» **AIM OF THE TASK**
Copy each line containing the word "color" from the records that follow, please.

Figure record listings:
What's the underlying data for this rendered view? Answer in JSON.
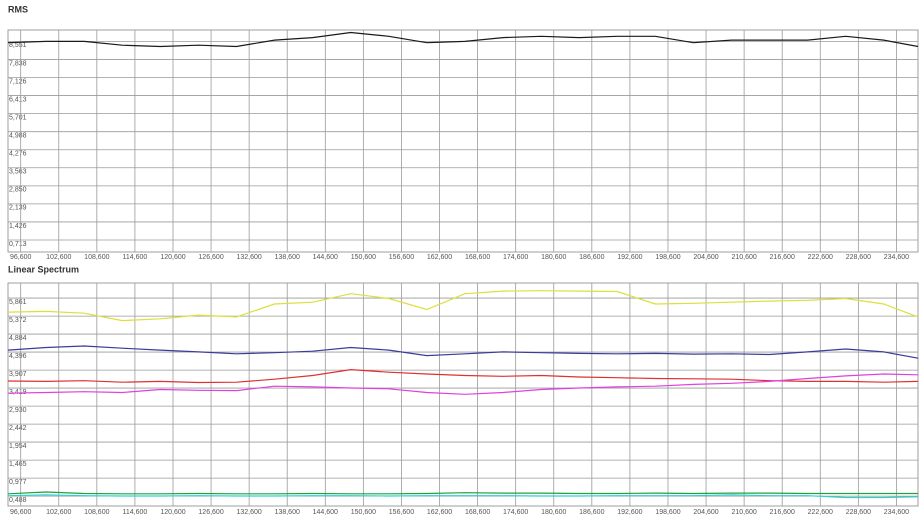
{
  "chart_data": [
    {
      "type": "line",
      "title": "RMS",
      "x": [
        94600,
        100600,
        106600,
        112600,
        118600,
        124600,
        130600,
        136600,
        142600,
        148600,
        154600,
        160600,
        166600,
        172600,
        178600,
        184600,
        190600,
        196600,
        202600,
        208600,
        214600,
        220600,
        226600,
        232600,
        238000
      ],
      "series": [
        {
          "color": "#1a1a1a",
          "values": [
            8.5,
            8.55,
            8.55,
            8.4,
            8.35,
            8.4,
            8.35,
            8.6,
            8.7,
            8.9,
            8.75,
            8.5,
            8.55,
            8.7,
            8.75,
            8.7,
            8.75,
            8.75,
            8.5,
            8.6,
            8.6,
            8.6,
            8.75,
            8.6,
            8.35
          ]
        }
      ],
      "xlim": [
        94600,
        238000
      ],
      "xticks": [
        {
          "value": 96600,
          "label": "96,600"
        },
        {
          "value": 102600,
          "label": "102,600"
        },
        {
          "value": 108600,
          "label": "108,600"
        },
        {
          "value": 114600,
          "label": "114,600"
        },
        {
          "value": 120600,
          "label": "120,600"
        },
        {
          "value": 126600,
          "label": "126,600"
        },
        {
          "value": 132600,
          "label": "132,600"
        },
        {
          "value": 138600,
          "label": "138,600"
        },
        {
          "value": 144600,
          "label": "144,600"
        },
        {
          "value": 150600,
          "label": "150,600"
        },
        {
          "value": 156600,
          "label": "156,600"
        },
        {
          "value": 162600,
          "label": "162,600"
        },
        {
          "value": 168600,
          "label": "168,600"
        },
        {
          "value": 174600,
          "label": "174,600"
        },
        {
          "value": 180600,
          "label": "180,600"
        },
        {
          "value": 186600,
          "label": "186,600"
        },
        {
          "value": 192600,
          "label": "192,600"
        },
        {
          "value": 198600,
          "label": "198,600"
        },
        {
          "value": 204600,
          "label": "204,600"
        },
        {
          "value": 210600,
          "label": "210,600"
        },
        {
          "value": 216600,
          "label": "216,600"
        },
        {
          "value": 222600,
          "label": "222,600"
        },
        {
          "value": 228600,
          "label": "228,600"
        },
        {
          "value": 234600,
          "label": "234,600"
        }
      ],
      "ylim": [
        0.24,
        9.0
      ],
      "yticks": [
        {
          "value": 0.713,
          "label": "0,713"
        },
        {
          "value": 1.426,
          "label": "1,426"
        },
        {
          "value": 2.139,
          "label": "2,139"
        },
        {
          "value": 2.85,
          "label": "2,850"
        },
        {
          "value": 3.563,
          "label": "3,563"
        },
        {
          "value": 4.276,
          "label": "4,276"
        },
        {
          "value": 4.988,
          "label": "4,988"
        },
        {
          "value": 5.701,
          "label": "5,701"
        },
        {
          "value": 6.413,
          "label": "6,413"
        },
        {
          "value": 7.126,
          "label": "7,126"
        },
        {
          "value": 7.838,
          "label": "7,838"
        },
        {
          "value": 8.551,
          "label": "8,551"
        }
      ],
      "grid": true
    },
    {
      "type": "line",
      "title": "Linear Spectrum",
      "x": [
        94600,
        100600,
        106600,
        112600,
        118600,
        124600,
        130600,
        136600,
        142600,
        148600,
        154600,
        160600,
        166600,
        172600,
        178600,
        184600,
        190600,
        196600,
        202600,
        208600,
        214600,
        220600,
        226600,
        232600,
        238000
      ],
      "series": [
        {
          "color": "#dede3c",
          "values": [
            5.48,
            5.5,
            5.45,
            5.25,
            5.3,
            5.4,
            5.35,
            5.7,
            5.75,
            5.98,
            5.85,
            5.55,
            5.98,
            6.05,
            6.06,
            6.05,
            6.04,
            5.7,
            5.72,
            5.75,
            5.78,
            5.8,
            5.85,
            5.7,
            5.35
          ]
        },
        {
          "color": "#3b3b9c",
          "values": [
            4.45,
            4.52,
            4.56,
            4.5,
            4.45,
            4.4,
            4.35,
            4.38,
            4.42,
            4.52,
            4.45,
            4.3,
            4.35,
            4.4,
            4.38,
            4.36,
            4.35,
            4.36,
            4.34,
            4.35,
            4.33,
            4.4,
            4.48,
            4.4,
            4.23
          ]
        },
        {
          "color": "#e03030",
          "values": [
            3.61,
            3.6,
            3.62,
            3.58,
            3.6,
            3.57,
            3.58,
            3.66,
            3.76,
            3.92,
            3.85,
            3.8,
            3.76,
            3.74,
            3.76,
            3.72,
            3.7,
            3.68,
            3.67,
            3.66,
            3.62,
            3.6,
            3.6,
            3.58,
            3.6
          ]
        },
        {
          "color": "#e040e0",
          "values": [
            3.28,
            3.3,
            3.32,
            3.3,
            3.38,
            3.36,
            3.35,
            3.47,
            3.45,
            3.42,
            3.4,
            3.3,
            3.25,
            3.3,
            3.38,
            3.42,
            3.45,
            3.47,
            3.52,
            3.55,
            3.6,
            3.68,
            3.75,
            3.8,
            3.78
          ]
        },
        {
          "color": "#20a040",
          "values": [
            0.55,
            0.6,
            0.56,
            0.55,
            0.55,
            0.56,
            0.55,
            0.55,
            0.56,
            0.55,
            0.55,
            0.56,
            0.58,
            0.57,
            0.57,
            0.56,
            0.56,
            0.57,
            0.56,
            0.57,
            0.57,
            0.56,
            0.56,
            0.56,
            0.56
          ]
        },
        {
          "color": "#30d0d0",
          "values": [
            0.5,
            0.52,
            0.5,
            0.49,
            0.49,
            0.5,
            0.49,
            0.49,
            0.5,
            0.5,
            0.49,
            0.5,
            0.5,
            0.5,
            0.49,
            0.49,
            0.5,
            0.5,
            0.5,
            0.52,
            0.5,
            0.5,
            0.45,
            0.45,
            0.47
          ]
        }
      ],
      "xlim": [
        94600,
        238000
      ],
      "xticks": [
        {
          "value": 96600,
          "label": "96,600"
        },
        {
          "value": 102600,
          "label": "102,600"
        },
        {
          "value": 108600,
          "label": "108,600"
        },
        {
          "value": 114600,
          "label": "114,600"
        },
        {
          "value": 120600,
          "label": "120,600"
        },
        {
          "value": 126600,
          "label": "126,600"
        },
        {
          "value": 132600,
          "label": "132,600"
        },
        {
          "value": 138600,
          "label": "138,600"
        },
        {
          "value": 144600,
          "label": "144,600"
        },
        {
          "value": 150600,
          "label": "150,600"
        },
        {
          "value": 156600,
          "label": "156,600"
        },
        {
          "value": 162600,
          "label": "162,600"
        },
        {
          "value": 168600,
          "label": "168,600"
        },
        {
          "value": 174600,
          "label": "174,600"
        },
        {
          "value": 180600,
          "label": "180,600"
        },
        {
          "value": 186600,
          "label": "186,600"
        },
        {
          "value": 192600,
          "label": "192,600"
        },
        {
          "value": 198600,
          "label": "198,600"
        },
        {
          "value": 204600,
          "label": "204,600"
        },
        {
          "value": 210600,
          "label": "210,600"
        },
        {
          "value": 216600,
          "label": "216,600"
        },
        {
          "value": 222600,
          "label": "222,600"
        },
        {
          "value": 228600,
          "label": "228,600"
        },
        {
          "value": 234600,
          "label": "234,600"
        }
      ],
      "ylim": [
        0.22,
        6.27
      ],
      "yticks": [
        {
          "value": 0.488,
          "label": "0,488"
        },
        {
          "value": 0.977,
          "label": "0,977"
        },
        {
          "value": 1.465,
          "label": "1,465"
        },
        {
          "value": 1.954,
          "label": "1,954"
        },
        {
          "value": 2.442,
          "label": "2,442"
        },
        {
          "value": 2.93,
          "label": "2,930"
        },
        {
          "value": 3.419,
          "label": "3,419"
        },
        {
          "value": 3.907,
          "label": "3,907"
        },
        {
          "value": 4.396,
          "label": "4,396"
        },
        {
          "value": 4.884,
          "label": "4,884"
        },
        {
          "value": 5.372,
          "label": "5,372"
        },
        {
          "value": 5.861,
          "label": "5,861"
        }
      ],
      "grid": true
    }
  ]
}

» **SOLUTION**
          "color": "#1a1a1a",
          "color": "#dede3c",
          "color": "#3b3b9c",
          "color": "#e03030",
          "color": "#e040e0",
          "color": "#20a040",
          "color": "#30d0d0",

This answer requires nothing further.